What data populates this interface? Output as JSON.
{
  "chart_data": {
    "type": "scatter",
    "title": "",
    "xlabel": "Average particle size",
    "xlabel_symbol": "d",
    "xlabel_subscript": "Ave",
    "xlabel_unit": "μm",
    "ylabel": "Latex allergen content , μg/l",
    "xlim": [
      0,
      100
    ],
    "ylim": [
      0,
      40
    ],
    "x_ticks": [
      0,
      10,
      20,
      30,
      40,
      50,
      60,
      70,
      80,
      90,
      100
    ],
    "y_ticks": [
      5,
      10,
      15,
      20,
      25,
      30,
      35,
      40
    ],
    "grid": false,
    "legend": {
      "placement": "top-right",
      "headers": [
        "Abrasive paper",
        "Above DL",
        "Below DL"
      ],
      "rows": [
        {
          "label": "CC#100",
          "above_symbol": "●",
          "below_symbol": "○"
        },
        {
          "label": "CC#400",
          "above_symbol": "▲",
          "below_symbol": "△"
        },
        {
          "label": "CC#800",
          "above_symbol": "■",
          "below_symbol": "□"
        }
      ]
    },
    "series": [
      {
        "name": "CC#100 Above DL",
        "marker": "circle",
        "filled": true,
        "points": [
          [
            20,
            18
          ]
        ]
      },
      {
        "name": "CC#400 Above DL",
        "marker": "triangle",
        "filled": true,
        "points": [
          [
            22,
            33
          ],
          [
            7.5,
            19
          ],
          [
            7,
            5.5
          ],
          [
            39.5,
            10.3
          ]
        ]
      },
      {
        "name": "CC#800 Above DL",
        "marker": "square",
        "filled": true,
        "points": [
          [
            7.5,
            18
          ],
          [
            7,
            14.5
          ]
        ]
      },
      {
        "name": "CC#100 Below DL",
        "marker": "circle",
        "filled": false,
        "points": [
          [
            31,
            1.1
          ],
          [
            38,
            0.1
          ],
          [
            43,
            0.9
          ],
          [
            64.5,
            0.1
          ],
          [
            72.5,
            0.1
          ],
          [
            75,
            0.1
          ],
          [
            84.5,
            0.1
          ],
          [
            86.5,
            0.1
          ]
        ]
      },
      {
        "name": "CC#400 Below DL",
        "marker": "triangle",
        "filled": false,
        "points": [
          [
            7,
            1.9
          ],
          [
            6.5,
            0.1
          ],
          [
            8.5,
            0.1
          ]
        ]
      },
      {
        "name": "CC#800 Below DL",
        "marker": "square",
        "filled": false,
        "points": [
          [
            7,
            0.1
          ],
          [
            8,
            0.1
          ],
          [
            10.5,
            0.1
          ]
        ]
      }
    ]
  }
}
——————
### To be done
Output all of the data again. Match it exactly.

### Final result
What data populates this interface? Output as JSON.
{
  "chart_data": {
    "type": "scatter",
    "title": "",
    "xlabel": "Average particle size",
    "xlabel_symbol": "d",
    "xlabel_subscript": "Ave",
    "xlabel_unit": "μm",
    "ylabel": "Latex allergen content , μg/l",
    "xlim": [
      0,
      100
    ],
    "ylim": [
      0,
      40
    ],
    "x_ticks": [
      0,
      10,
      20,
      30,
      40,
      50,
      60,
      70,
      80,
      90,
      100
    ],
    "y_ticks": [
      5,
      10,
      15,
      20,
      25,
      30,
      35,
      40
    ],
    "grid": false,
    "legend": {
      "placement": "top-right",
      "headers": [
        "Abrasive paper",
        "Above DL",
        "Below DL"
      ],
      "rows": [
        {
          "label": "CC#100",
          "above_symbol": "●",
          "below_symbol": "○"
        },
        {
          "label": "CC#400",
          "above_symbol": "▲",
          "below_symbol": "△"
        },
        {
          "label": "CC#800",
          "above_symbol": "■",
          "below_symbol": "□"
        }
      ]
    },
    "series": [
      {
        "name": "CC#100 Above DL",
        "marker": "circle",
        "filled": true,
        "points": [
          [
            20,
            18
          ]
        ]
      },
      {
        "name": "CC#400 Above DL",
        "marker": "triangle",
        "filled": true,
        "points": [
          [
            22,
            33
          ],
          [
            7.5,
            19
          ],
          [
            7,
            5.5
          ],
          [
            39.5,
            10.3
          ]
        ]
      },
      {
        "name": "CC#800 Above DL",
        "marker": "square",
        "filled": true,
        "points": [
          [
            7.5,
            18
          ],
          [
            7,
            14.5
          ]
        ]
      },
      {
        "name": "CC#100 Below DL",
        "marker": "circle",
        "filled": false,
        "points": [
          [
            31,
            1.1
          ],
          [
            38,
            0.1
          ],
          [
            43,
            0.9
          ],
          [
            64.5,
            0.1
          ],
          [
            72.5,
            0.1
          ],
          [
            75,
            0.1
          ],
          [
            84.5,
            0.1
          ],
          [
            86.5,
            0.1
          ]
        ]
      },
      {
        "name": "CC#400 Below DL",
        "marker": "triangle",
        "filled": false,
        "points": [
          [
            7,
            1.9
          ],
          [
            6.5,
            0.1
          ],
          [
            8.5,
            0.1
          ]
        ]
      },
      {
        "name": "CC#800 Below DL",
        "marker": "square",
        "filled": false,
        "points": [
          [
            7,
            0.1
          ],
          [
            8,
            0.1
          ],
          [
            10.5,
            0.1
          ]
        ]
      }
    ]
  }
}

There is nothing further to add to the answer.